**Written request:** Will you write out the data exactly, excluding every picture?

____________________

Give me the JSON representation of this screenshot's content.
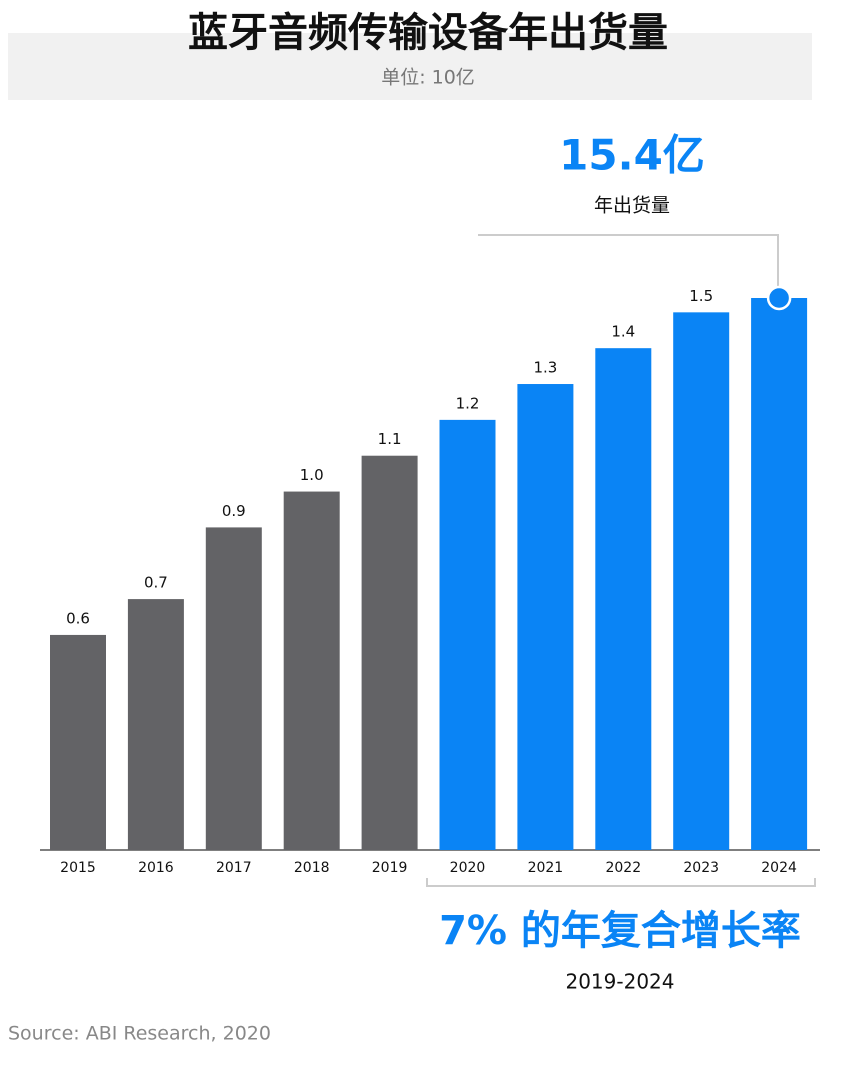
{
  "chart_data": {
    "type": "bar",
    "title": "蓝牙音频传输设备年出货量",
    "subtitle": "单位: 10亿",
    "categories": [
      "2015",
      "2016",
      "2017",
      "2018",
      "2019",
      "2020",
      "2021",
      "2022",
      "2023",
      "2024"
    ],
    "values": [
      0.6,
      0.7,
      0.9,
      1.0,
      1.1,
      1.2,
      1.3,
      1.4,
      1.5,
      1.54
    ],
    "value_labels": [
      "0.6",
      "0.7",
      "0.9",
      "1.0",
      "1.1",
      "1.2",
      "1.3",
      "1.4",
      "1.5",
      null
    ],
    "colors": [
      "#636366",
      "#636366",
      "#636366",
      "#636366",
      "#636366",
      "#0a84f5",
      "#0a84f5",
      "#0a84f5",
      "#0a84f5",
      "#0a84f5"
    ],
    "callout_value": "15.4亿",
    "callout_label": "年出货量",
    "growth_rate": "7% 的年复合增长率",
    "growth_period": "2019-2024",
    "source": "Source: ABI Research, 2020"
  }
}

____________________

**Final answer:**
Give me the JSON representation of this screenshot's content.
{
  "chart_data": {
    "type": "bar",
    "title": "蓝牙音频传输设备年出货量",
    "subtitle": "单位: 10亿",
    "categories": [
      "2015",
      "2016",
      "2017",
      "2018",
      "2019",
      "2020",
      "2021",
      "2022",
      "2023",
      "2024"
    ],
    "values": [
      0.6,
      0.7,
      0.9,
      1.0,
      1.1,
      1.2,
      1.3,
      1.4,
      1.5,
      1.54
    ],
    "value_labels": [
      "0.6",
      "0.7",
      "0.9",
      "1.0",
      "1.1",
      "1.2",
      "1.3",
      "1.4",
      "1.5",
      null
    ],
    "colors": [
      "#636366",
      "#636366",
      "#636366",
      "#636366",
      "#636366",
      "#0a84f5",
      "#0a84f5",
      "#0a84f5",
      "#0a84f5",
      "#0a84f5"
    ],
    "callout_value": "15.4亿",
    "callout_label": "年出货量",
    "growth_rate": "7% 的年复合增长率",
    "growth_period": "2019-2024",
    "source": "Source: ABI Research, 2020"
  }
}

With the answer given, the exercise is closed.